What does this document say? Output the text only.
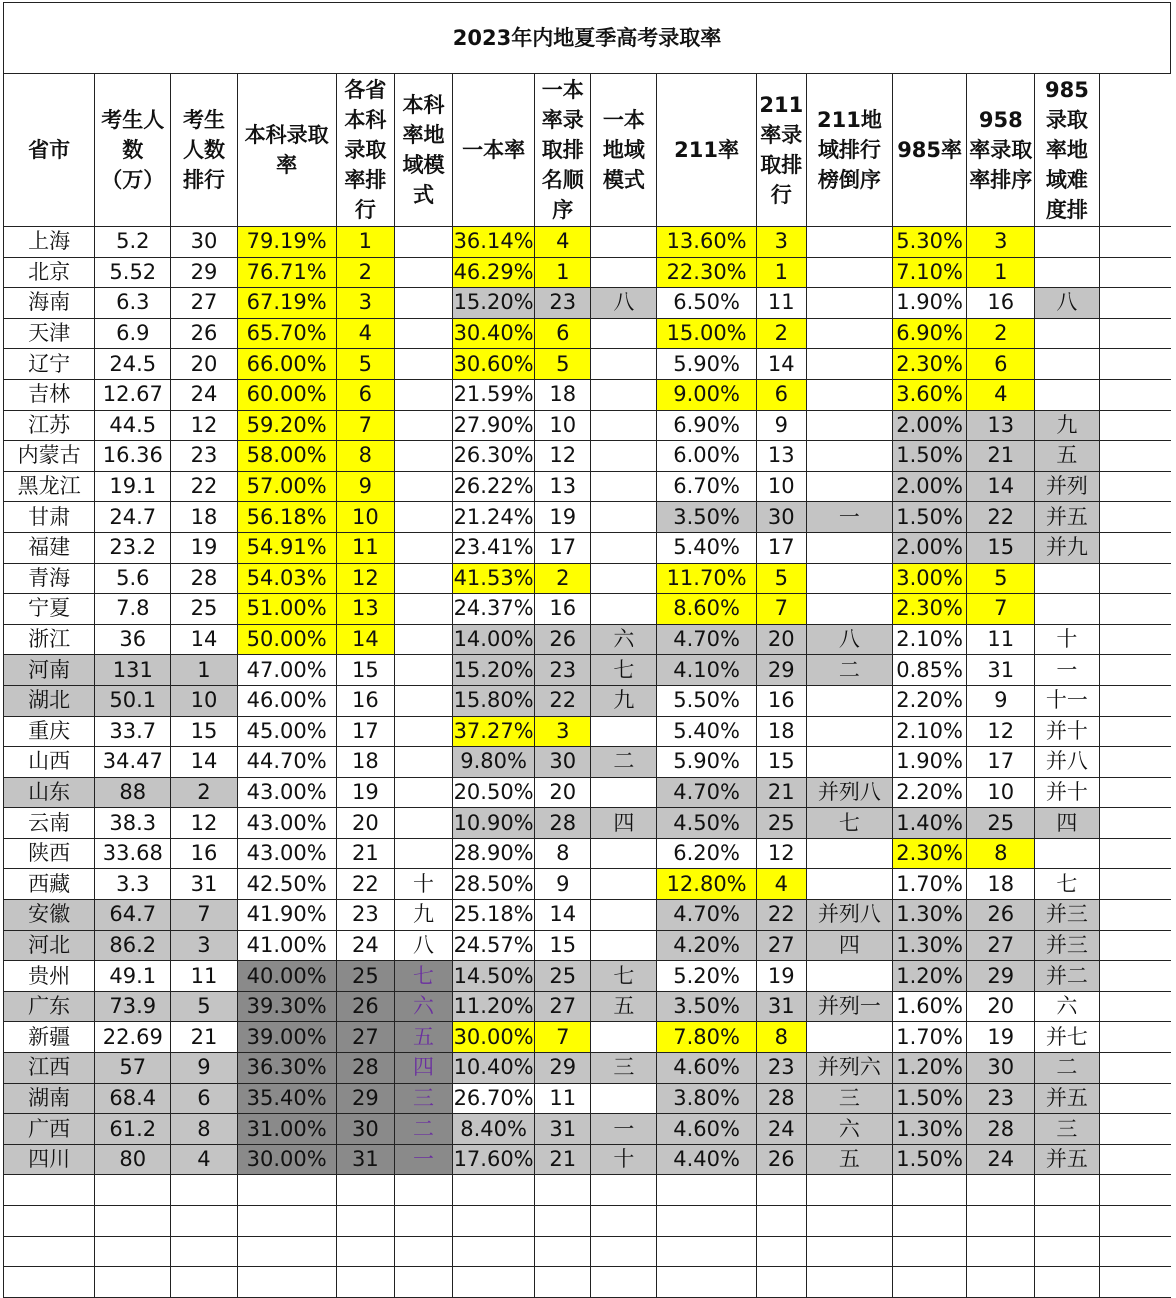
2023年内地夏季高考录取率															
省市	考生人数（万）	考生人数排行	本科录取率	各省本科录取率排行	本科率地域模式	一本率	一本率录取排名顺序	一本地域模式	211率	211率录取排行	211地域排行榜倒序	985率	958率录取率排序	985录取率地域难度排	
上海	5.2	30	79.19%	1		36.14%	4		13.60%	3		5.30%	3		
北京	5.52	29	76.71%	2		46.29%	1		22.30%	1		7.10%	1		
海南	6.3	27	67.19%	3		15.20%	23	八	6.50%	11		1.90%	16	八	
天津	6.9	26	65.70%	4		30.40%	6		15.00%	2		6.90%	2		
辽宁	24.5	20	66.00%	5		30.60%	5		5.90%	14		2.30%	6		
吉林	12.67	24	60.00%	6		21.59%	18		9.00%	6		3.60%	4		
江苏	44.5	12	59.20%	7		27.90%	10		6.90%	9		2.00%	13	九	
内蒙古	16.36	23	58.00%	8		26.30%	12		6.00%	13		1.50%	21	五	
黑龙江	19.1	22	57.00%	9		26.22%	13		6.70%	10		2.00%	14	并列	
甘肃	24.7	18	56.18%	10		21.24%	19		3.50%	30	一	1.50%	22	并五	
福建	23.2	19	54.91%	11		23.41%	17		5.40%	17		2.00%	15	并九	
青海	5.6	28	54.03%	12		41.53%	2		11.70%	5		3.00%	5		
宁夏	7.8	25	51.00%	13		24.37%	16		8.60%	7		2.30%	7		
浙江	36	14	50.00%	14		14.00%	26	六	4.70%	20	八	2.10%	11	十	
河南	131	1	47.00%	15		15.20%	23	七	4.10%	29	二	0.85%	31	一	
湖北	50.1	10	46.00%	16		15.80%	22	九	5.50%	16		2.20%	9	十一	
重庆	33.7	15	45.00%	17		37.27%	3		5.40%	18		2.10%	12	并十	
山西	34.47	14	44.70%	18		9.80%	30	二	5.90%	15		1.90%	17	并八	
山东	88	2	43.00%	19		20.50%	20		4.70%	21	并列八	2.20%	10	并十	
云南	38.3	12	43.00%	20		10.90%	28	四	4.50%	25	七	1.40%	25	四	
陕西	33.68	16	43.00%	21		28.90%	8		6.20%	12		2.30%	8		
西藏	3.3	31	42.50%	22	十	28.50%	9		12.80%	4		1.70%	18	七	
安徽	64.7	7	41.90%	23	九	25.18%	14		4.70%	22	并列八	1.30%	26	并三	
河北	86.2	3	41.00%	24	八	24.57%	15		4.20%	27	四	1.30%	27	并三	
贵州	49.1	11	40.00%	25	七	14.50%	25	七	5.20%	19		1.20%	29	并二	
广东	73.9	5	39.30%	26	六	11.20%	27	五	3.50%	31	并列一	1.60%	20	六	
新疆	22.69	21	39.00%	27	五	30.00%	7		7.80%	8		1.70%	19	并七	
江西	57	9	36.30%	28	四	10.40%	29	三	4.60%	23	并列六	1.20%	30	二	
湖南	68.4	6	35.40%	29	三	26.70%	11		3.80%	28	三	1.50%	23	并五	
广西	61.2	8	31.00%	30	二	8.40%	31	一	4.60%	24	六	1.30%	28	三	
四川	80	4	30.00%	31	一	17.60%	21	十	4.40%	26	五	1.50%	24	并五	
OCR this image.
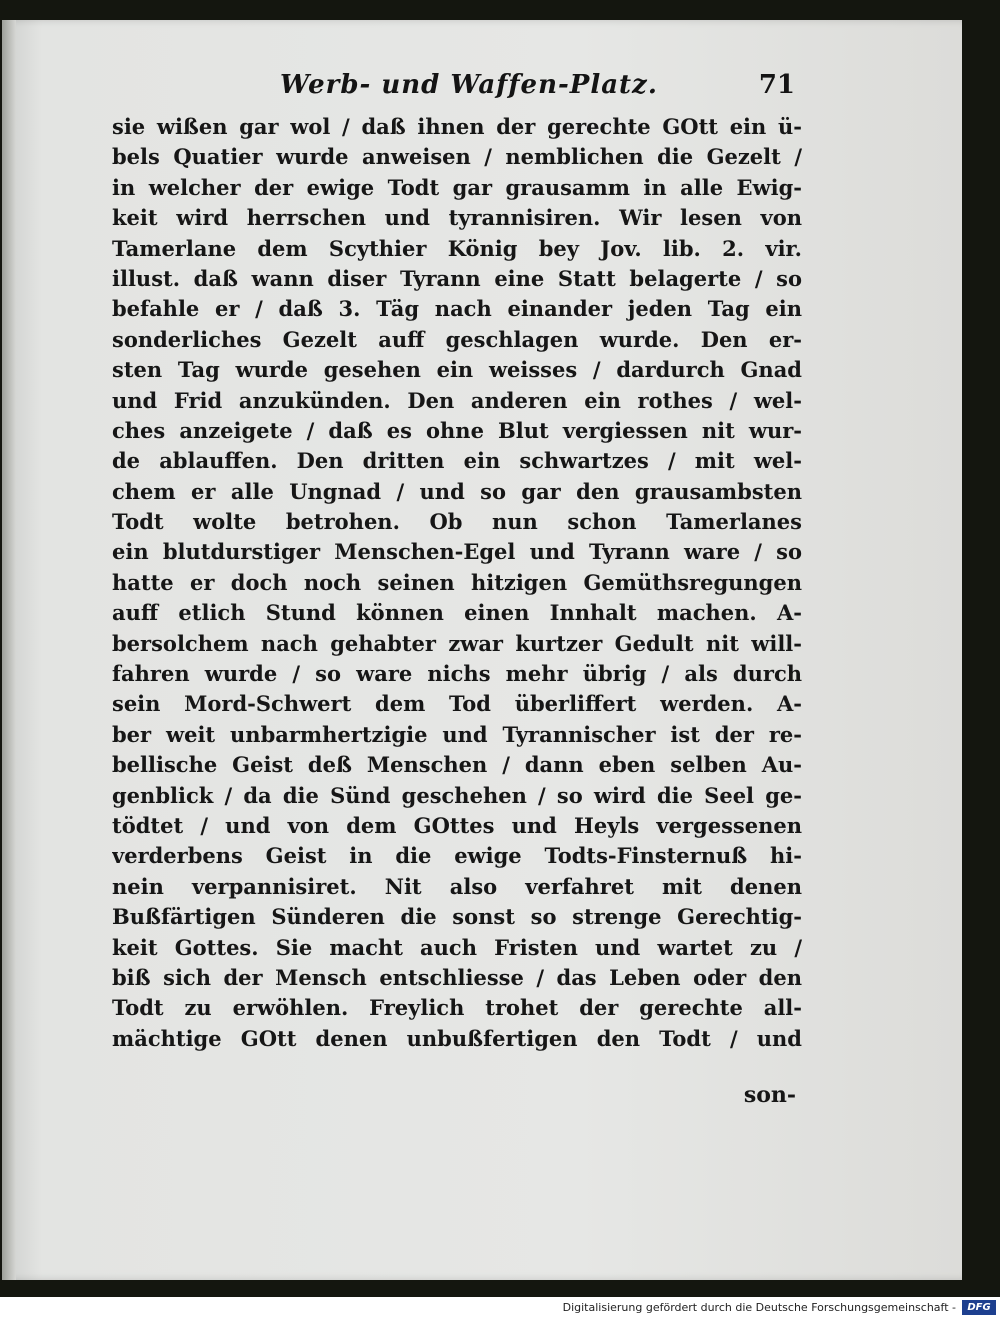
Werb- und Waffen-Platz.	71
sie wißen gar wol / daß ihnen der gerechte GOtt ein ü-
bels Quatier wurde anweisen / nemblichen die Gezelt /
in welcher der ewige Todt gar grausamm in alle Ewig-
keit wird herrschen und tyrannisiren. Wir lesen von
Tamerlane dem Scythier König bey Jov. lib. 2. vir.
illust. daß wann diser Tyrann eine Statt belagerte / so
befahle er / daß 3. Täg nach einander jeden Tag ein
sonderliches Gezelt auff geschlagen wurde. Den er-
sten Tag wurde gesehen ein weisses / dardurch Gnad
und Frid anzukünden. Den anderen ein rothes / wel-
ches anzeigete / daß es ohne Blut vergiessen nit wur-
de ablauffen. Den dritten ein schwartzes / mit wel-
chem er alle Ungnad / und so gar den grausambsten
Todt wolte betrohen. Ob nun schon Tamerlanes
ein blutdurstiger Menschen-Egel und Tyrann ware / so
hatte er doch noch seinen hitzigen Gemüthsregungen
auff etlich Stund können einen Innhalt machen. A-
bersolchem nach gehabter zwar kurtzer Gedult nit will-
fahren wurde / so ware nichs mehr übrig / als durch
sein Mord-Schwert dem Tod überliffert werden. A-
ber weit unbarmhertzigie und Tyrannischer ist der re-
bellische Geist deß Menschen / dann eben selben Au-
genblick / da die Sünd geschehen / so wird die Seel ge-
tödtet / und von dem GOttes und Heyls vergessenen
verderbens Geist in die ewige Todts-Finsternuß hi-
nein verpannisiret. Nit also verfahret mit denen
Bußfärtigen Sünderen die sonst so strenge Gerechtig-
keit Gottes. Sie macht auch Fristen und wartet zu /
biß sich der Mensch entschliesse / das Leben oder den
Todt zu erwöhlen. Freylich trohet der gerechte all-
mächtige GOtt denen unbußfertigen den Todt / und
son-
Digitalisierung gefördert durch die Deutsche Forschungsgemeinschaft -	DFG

Set problem
Repeat the preceding records precisely, and leave every picture out of the copy.

The reply
What does this document say? Output the text only.
2023年内地夏季高考录取率															
省市	考生人数（万）	考生人数排行	本科录取率	各省本科录取率排行	本科率地域模式	一本率	一本率录取排名顺序	一本地域模式	211率	211率录取排行	211地域排行榜倒序	985率	958率录取率排序	985录取率地域难度排	
上海	5.2	30	79.19%	1		36.14%	4		13.60%	3		5.30%	3		
北京	5.52	29	76.71%	2		46.29%	1		22.30%	1		7.10%	1		
海南	6.3	27	67.19%	3		15.20%	23	八	6.50%	11		1.90%	16	八	
天津	6.9	26	65.70%	4		30.40%	6		15.00%	2		6.90%	2		
辽宁	24.5	20	66.00%	5		30.60%	5		5.90%	14		2.30%	6		
吉林	12.67	24	60.00%	6		21.59%	18		9.00%	6		3.60%	4		
江苏	44.5	12	59.20%	7		27.90%	10		6.90%	9		2.00%	13	九	
内蒙古	16.36	23	58.00%	8		26.30%	12		6.00%	13		1.50%	21	五	
黑龙江	19.1	22	57.00%	9		26.22%	13		6.70%	10		2.00%	14	并列	
甘肃	24.7	18	56.18%	10		21.24%	19		3.50%	30	一	1.50%	22	并五	
福建	23.2	19	54.91%	11		23.41%	17		5.40%	17		2.00%	15	并九	
青海	5.6	28	54.03%	12		41.53%	2		11.70%	5		3.00%	5		
宁夏	7.8	25	51.00%	13		24.37%	16		8.60%	7		2.30%	7		
浙江	36	14	50.00%	14		14.00%	26	六	4.70%	20	八	2.10%	11	十	
河南	131	1	47.00%	15		15.20%	23	七	4.10%	29	二	0.85%	31	一	
湖北	50.1	10	46.00%	16		15.80%	22	九	5.50%	16		2.20%	9	十一	
重庆	33.7	15	45.00%	17		37.27%	3		5.40%	18		2.10%	12	并十	
山西	34.47	14	44.70%	18		9.80%	30	二	5.90%	15		1.90%	17	并八	
山东	88	2	43.00%	19		20.50%	20		4.70%	21	并列八	2.20%	10	并十	
云南	38.3	12	43.00%	20		10.90%	28	四	4.50%	25	七	1.40%	25	四	
陕西	33.68	16	43.00%	21		28.90%	8		6.20%	12		2.30%	8		
西藏	3.3	31	42.50%	22	十	28.50%	9		12.80%	4		1.70%	18	七	
安徽	64.7	7	41.90%	23	九	25.18%	14		4.70%	22	并列八	1.30%	26	并三	
河北	86.2	3	41.00%	24	八	24.57%	15		4.20%	27	四	1.30%	27	并三	
贵州	49.1	11	40.00%	25	七	14.50%	25	七	5.20%	19		1.20%	29	并二	
广东	73.9	5	39.30%	26	六	11.20%	27	五	3.50%	31	并列一	1.60%	20	六	
新疆	22.69	21	39.00%	27	五	30.00%	7		7.80%	8		1.70%	19	并七	
江西	57	9	36.30%	28	四	10.40%	29	三	4.60%	23	并列六	1.20%	30	二	
湖南	68.4	6	35.40%	29	三	26.70%	11		3.80%	28	三	1.50%	23	并五	
广西	61.2	8	31.00%	30	二	8.40%	31	一	4.60%	24	六	1.30%	28	三	
四川	80	4	30.00%	31	一	17.60%	21	十	4.40%	26	五	1.50%	24	并五	
OCR this image.
Werb- und Waffen-Platz.	71
sie wißen gar wol / daß ihnen der gerechte GOtt ein ü-
bels Quatier wurde anweisen / nemblichen die Gezelt /
in welcher der ewige Todt gar grausamm in alle Ewig-
keit wird herrschen und tyrannisiren. Wir lesen von
Tamerlane dem Scythier König bey Jov. lib. 2. vir.
illust. daß wann diser Tyrann eine Statt belagerte / so
befahle er / daß 3. Täg nach einander jeden Tag ein
sonderliches Gezelt auff geschlagen wurde. Den er-
sten Tag wurde gesehen ein weisses / dardurch Gnad
und Frid anzukünden. Den anderen ein rothes / wel-
ches anzeigete / daß es ohne Blut vergiessen nit wur-
de ablauffen. Den dritten ein schwartzes / mit wel-
chem er alle Ungnad / und so gar den grausambsten
Todt wolte betrohen. Ob nun schon Tamerlanes
ein blutdurstiger Menschen-Egel und Tyrann ware / so
hatte er doch noch seinen hitzigen Gemüthsregungen
auff etlich Stund können einen Innhalt machen. A-
bersolchem nach gehabter zwar kurtzer Gedult nit will-
fahren wurde / so ware nichs mehr übrig / als durch
sein Mord-Schwert dem Tod überliffert werden. A-
ber weit unbarmhertzigie und Tyrannischer ist der re-
bellische Geist deß Menschen / dann eben selben Au-
genblick / da die Sünd geschehen / so wird die Seel ge-
tödtet / und von dem GOttes und Heyls vergessenen
verderbens Geist in die ewige Todts-Finsternuß hi-
nein verpannisiret. Nit also verfahret mit denen
Bußfärtigen Sünderen die sonst so strenge Gerechtig-
keit Gottes. Sie macht auch Fristen und wartet zu /
biß sich der Mensch entschliesse / das Leben oder den
Todt zu erwöhlen. Freylich trohet der gerechte all-
mächtige GOtt denen unbußfertigen den Todt / und
son-
Digitalisierung gefördert durch die Deutsche Forschungsgemeinschaft -	DFG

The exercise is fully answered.